*What is needed:* Copy all of the records below verbatim.
··· Records for this task
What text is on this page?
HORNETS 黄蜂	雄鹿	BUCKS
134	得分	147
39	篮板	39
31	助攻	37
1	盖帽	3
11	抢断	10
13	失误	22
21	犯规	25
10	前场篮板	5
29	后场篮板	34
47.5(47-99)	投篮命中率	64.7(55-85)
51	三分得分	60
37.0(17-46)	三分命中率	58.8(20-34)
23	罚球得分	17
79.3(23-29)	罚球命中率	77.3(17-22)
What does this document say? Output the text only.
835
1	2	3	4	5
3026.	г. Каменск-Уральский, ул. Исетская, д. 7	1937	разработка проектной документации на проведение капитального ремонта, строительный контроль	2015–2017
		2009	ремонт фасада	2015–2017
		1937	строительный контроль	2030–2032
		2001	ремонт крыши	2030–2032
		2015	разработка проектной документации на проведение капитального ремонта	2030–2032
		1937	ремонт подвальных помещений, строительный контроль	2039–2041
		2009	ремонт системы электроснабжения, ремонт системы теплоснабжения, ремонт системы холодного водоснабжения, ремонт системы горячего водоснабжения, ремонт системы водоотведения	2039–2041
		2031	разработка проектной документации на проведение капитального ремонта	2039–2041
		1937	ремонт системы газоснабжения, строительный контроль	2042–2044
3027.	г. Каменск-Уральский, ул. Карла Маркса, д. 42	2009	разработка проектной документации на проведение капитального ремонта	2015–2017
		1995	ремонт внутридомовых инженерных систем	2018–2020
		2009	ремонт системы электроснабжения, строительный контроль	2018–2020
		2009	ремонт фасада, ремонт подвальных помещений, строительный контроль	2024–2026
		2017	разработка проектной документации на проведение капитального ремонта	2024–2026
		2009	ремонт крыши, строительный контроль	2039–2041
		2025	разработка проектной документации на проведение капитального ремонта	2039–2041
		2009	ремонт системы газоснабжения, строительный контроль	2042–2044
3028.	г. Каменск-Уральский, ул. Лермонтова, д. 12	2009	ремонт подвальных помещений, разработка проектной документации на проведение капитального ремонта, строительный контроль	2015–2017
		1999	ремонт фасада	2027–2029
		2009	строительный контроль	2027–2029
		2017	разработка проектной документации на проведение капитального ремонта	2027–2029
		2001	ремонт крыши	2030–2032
······
*Solution to the problem:*
What text is on this page?
HORNETS 黄蜂	雄鹿	BUCKS
134	得分	147
39	篮板	39
31	助攻	37
1	盖帽	3
11	抢断	10
13	失误	22
21	犯规	25
10	前场篮板	5
29	后场篮板	34
47.5(47-99)	投篮命中率	64.7(55-85)
51	三分得分	60
37.0(17-46)	三分命中率	58.8(20-34)
23	罚球得分	17
79.3(23-29)	罚球命中率	77.3(17-22)
What does this document say? Output the text only.
835
1	2	3	4	5
3026.	г. Каменск-Уральский, ул. Исетская, д. 7	1937	разработка проектной документации на проведение капитального ремонта, строительный контроль	2015–2017
		2009	ремонт фасада	2015–2017
		1937	строительный контроль	2030–2032
		2001	ремонт крыши	2030–2032
		2015	разработка проектной документации на проведение капитального ремонта	2030–2032
		1937	ремонт подвальных помещений, строительный контроль	2039–2041
		2009	ремонт системы электроснабжения, ремонт системы теплоснабжения, ремонт системы холодного водоснабжения, ремонт системы горячего водоснабжения, ремонт системы водоотведения	2039–2041
		2031	разработка проектной документации на проведение капитального ремонта	2039–2041
		1937	ремонт системы газоснабжения, строительный контроль	2042–2044
3027.	г. Каменск-Уральский, ул. Карла Маркса, д. 42	2009	разработка проектной документации на проведение капитального ремонта	2015–2017
		1995	ремонт внутридомовых инженерных систем	2018–2020
		2009	ремонт системы электроснабжения, строительный контроль	2018–2020
		2009	ремонт фасада, ремонт подвальных помещений, строительный контроль	2024–2026
		2017	разработка проектной документации на проведение капитального ремонта	2024–2026
		2009	ремонт крыши, строительный контроль	2039–2041
		2025	разработка проектной документации на проведение капитального ремонта	2039–2041
		2009	ремонт системы газоснабжения, строительный контроль	2042–2044
3028.	г. Каменск-Уральский, ул. Лермонтова, д. 12	2009	ремонт подвальных помещений, разработка проектной документации на проведение капитального ремонта, строительный контроль	2015–2017
		1999	ремонт фасада	2027–2029
		2009	строительный контроль	2027–2029
		2017	разработка проектной документации на проведение капитального ремонта	2027–2029
		2001	ремонт крыши	2030–2032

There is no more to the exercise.